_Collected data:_
_ _ _ _ _ _ _

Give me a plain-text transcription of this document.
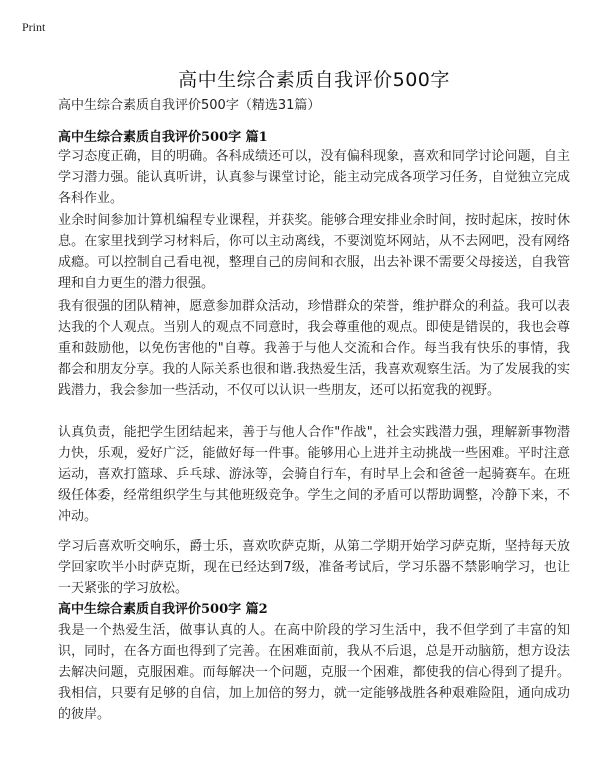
Print
高中生综合素质自我评价500字
高中生综合素质自我评价500字（精选31篇）
高中生综合素质自我评价500字 篇1

学习态度正确，目的明确。各科成绩还可以，没有偏科现象，喜欢和同学讨论问题，自主学习潜力强。能认真听讲，认真参与课堂讨论，能主动完成各项学习任务，自觉独立完成各科作业。

业余时间参加计算机编程专业课程，并获奖。能够合理安排业余时间，按时起床，按时休息。在家里找到学习材料后，你可以主动离线，不要浏览坏网站，从不去网吧，没有网络成瘾。可以控制自己看电视，整理自己的房间和衣服，出去补课不需要父母接送，自我管理和自力更生的潜力很强。

我有很强的团队精神，愿意参加群众活动，珍惜群众的荣誉，维护群众的利益。我可以表达我的个人观点。当别人的观点不同意时，我会尊重他的观点。即使是错误的，我也会尊重和鼓励他，以免伤害他的"自尊。我善于与他人交流和合作。每当我有快乐的事情，我都会和朋友分享。我的人际关系也很和谐.我热爱生活，我喜欢观察生活。为了发展我的实践潜力，我会参加一些活动，不仅可以认识一些朋友，还可以拓宽我的视野。

认真负责，能把学生团结起来，善于与他人合作"作战"，社会实践潜力强，理解新事物潜力快，乐观，爱好广泛，能做好每一件事。能够用心上进并主动挑战一些困难。平时注意运动，喜欢打篮球、乒乓球、游泳等，会骑自行车，有时早上会和爸爸一起骑赛车。在班级任体委，经常组织学生与其他班级竞争。学生之间的矛盾可以帮助调整，冷静下来，不冲动。

学习后喜欢听交响乐，爵士乐，喜欢吹萨克斯，从第二学期开始学习萨克斯，坚持每天放学回家吹半小时萨克斯，现在已经达到7级，准备考试后，学习乐器不禁影响学习，也让一天紧张的学习放松。

高中生综合素质自我评价500字 篇2

我是一个热爱生活，做事认真的人。在高中阶段的学习生活中，我不但学到了丰富的知识，同时，在各方面也得到了完善。在困难面前，我从不后退，总是开动脑筋，想方设法去解决问题，克服困难。而每解决一个问题，克服一个困难，都使我的信心得到了提升。我相信，只要有足够的自信，加上加倍的努力，就一定能够战胜各种艰难险阻，通向成功的彼岸。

_ _ _ _ _ _ _

_YOUR OBJECTIVE:_ Make an exact copy of the records above, with the pictures left out.

_FULL RESPONSE:_
Give me a plain-text transcription of this document.
Print
高中生综合素质自我评价500字
高中生综合素质自我评价500字（精选31篇）
高中生综合素质自我评价500字 篇1

学习态度正确，目的明确。各科成绩还可以，没有偏科现象，喜欢和同学讨论问题，自主学习潜力强。能认真听讲，认真参与课堂讨论，能主动完成各项学习任务，自觉独立完成各科作业。

业余时间参加计算机编程专业课程，并获奖。能够合理安排业余时间，按时起床，按时休息。在家里找到学习材料后，你可以主动离线，不要浏览坏网站，从不去网吧，没有网络成瘾。可以控制自己看电视，整理自己的房间和衣服，出去补课不需要父母接送，自我管理和自力更生的潜力很强。

我有很强的团队精神，愿意参加群众活动，珍惜群众的荣誉，维护群众的利益。我可以表达我的个人观点。当别人的观点不同意时，我会尊重他的观点。即使是错误的，我也会尊重和鼓励他，以免伤害他的"自尊。我善于与他人交流和合作。每当我有快乐的事情，我都会和朋友分享。我的人际关系也很和谐.我热爱生活，我喜欢观察生活。为了发展我的实践潜力，我会参加一些活动，不仅可以认识一些朋友，还可以拓宽我的视野。

认真负责，能把学生团结起来，善于与他人合作"作战"，社会实践潜力强，理解新事物潜力快，乐观，爱好广泛，能做好每一件事。能够用心上进并主动挑战一些困难。平时注意运动，喜欢打篮球、乒乓球、游泳等，会骑自行车，有时早上会和爸爸一起骑赛车。在班级任体委，经常组织学生与其他班级竞争。学生之间的矛盾可以帮助调整，冷静下来，不冲动。

学习后喜欢听交响乐，爵士乐，喜欢吹萨克斯，从第二学期开始学习萨克斯，坚持每天放学回家吹半小时萨克斯，现在已经达到7级，准备考试后，学习乐器不禁影响学习，也让一天紧张的学习放松。

高中生综合素质自我评价500字 篇2

我是一个热爱生活，做事认真的人。在高中阶段的学习生活中，我不但学到了丰富的知识，同时，在各方面也得到了完善。在困难面前，我从不后退，总是开动脑筋，想方设法去解决问题，克服困难。而每解决一个问题，克服一个困难，都使我的信心得到了提升。我相信，只要有足够的自信，加上加倍的努力，就一定能够战胜各种艰难险阻，通向成功的彼岸。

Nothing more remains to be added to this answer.